(Collection entries)
┌────────

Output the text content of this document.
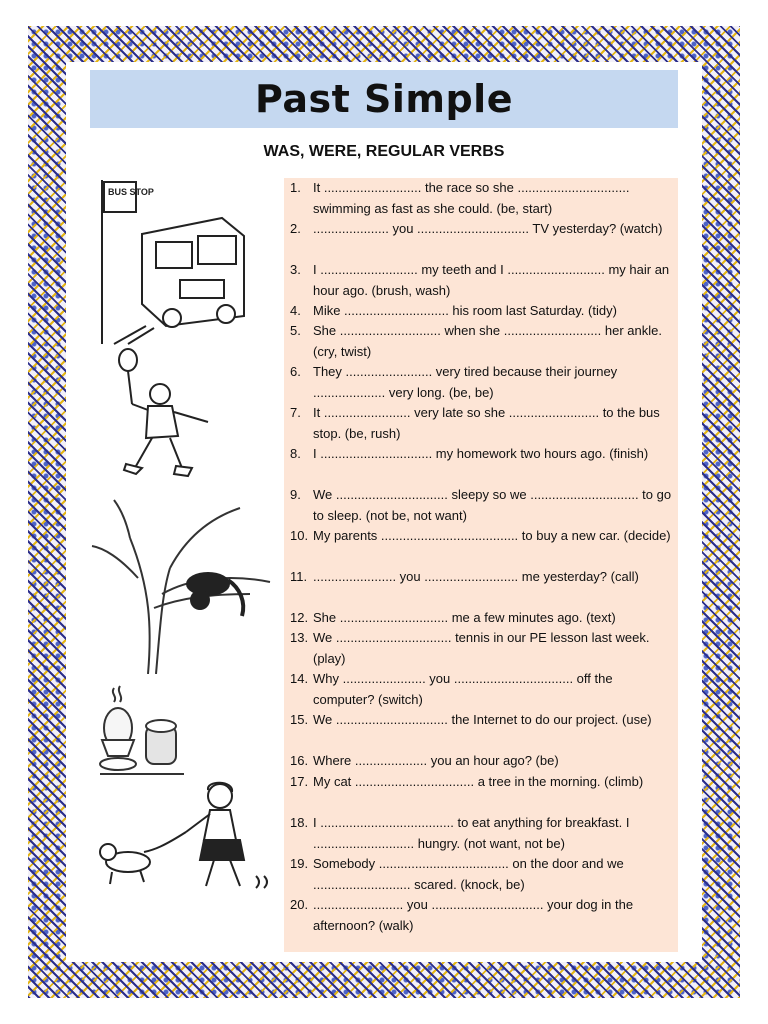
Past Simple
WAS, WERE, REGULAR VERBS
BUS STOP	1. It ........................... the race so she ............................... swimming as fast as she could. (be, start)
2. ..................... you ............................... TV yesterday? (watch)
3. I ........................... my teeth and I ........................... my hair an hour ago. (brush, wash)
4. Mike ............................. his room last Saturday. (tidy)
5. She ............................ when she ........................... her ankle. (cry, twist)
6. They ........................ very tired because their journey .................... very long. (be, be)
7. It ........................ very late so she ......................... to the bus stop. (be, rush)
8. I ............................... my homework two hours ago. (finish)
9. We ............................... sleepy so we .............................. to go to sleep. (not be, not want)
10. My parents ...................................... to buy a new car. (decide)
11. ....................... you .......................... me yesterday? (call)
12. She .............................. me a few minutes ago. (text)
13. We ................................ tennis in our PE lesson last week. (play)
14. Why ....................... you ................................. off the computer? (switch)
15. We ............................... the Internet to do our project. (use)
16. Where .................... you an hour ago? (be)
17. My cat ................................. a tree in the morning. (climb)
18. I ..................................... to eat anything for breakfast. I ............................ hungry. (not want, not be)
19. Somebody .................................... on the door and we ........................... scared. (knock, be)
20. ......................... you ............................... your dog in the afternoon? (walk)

└────────

**Given task**
Using the listing, say how many lines include the word "want", and add nothing else.

**Response to this task**
2